# The task
Transcribe every entry word for word. Skip the pictures.
-------- Entries supplied
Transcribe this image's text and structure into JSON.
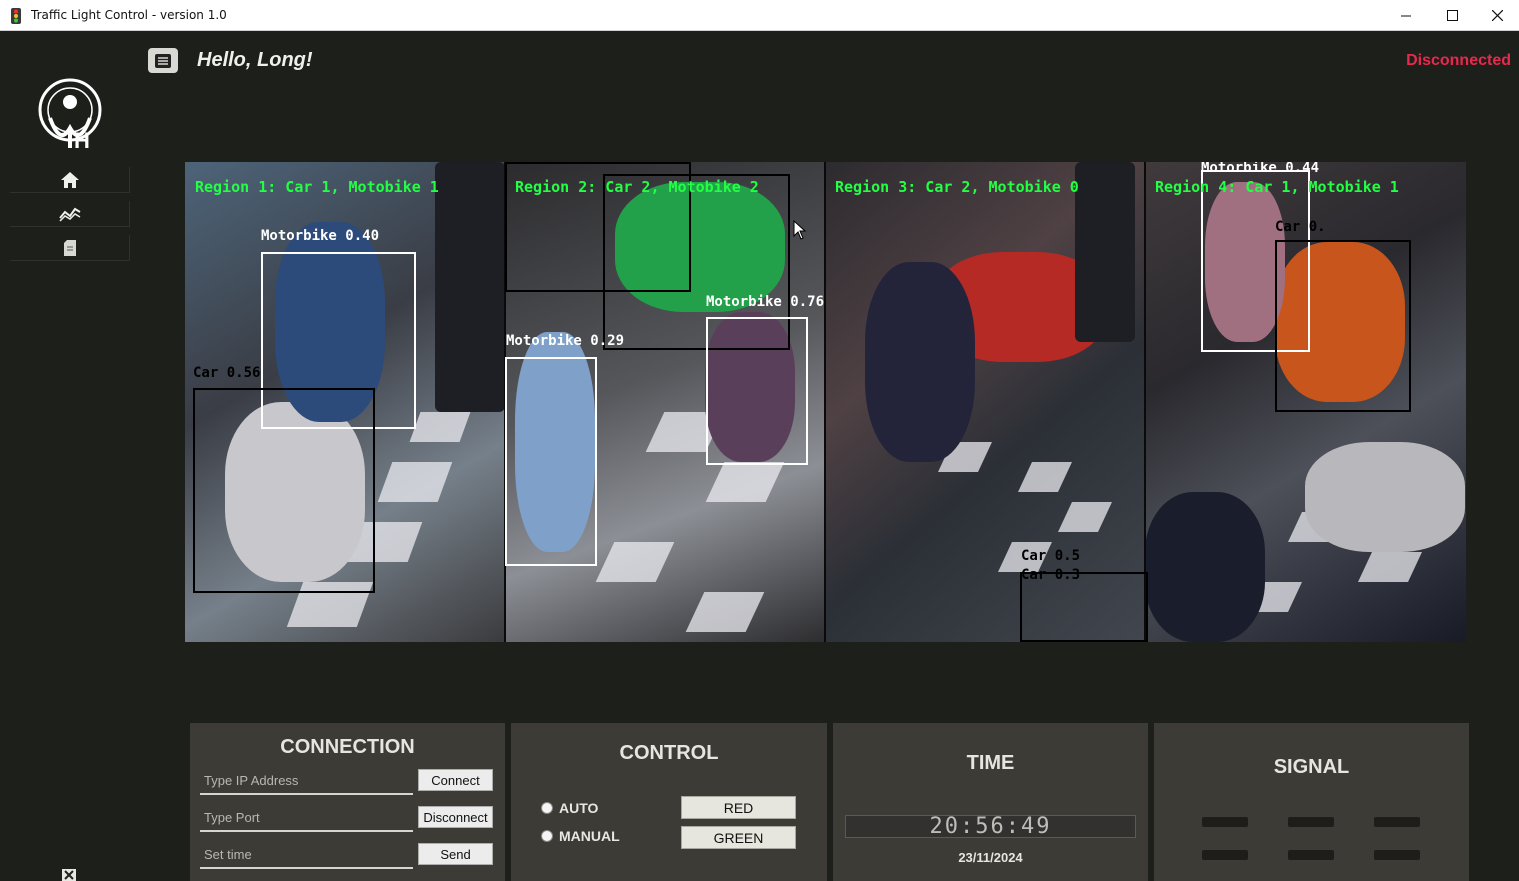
{
  "window": {
    "title": "Traffic Light Control - version 1.0"
  },
  "header": {
    "greeting": "Hello, Long!",
    "status": "Disconnected",
    "status_color": "#e8294d"
  },
  "sidebar": {
    "logo_icon": "university-logo-icon",
    "items": [
      {
        "icon": "home-icon"
      },
      {
        "icon": "chart-icon"
      },
      {
        "icon": "document-icon"
      }
    ]
  },
  "video": {
    "regions": [
      {
        "label": "Region 1: Car 1, Motobike 1"
      },
      {
        "label": "Region 2: Car 2, Motobike 2"
      },
      {
        "label": "Region 3: Car 2, Motobike 0"
      },
      {
        "label": "Region 4: Car 1, Motobike 1"
      }
    ],
    "detections": [
      {
        "label": "Motorbike 0.40",
        "color": "white"
      },
      {
        "label": "Car 0.56",
        "color": "black"
      },
      {
        "label": "Motorbike 0.29",
        "color": "white"
      },
      {
        "label": "Motorbike 0.76",
        "color": "white"
      },
      {
        "label": "Car 0.5",
        "color": "black"
      },
      {
        "label": "Car 0.3",
        "color": "black"
      },
      {
        "label": "Motorbike 0.44",
        "color": "white"
      },
      {
        "label": "Car 0.",
        "color": "black"
      }
    ]
  },
  "connection": {
    "title": "CONNECTION",
    "ip_placeholder": "Type IP Address",
    "port_placeholder": "Type Port",
    "time_placeholder": "Set time",
    "connect_label": "Connect",
    "disconnect_label": "Disconnect",
    "send_label": "Send"
  },
  "control": {
    "title": "CONTROL",
    "auto_label": "AUTO",
    "manual_label": "MANUAL",
    "red_label": "RED",
    "green_label": "GREEN"
  },
  "time": {
    "title": "TIME",
    "clock": "20:56:49",
    "date": "23/11/2024"
  },
  "signal": {
    "title": "SIGNAL"
  }
}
----------------
# Answer to the exercise
Transcribe this image's text and structure into JSON.
{
  "window": {
    "title": "Traffic Light Control - version 1.0"
  },
  "header": {
    "greeting": "Hello, Long!",
    "status": "Disconnected",
    "status_color": "#e8294d"
  },
  "sidebar": {
    "logo_icon": "university-logo-icon",
    "items": [
      {
        "icon": "home-icon"
      },
      {
        "icon": "chart-icon"
      },
      {
        "icon": "document-icon"
      }
    ]
  },
  "video": {
    "regions": [
      {
        "label": "Region 1: Car 1, Motobike 1"
      },
      {
        "label": "Region 2: Car 2, Motobike 2"
      },
      {
        "label": "Region 3: Car 2, Motobike 0"
      },
      {
        "label": "Region 4: Car 1, Motobike 1"
      }
    ],
    "detections": [
      {
        "label": "Motorbike 0.40",
        "color": "white"
      },
      {
        "label": "Car 0.56",
        "color": "black"
      },
      {
        "label": "Motorbike 0.29",
        "color": "white"
      },
      {
        "label": "Motorbike 0.76",
        "color": "white"
      },
      {
        "label": "Car 0.5",
        "color": "black"
      },
      {
        "label": "Car 0.3",
        "color": "black"
      },
      {
        "label": "Motorbike 0.44",
        "color": "white"
      },
      {
        "label": "Car 0.",
        "color": "black"
      }
    ]
  },
  "connection": {
    "title": "CONNECTION",
    "ip_placeholder": "Type IP Address",
    "port_placeholder": "Type Port",
    "time_placeholder": "Set time",
    "connect_label": "Connect",
    "disconnect_label": "Disconnect",
    "send_label": "Send"
  },
  "control": {
    "title": "CONTROL",
    "auto_label": "AUTO",
    "manual_label": "MANUAL",
    "red_label": "RED",
    "green_label": "GREEN"
  },
  "time": {
    "title": "TIME",
    "clock": "20:56:49",
    "date": "23/11/2024"
  },
  "signal": {
    "title": "SIGNAL"
  }
}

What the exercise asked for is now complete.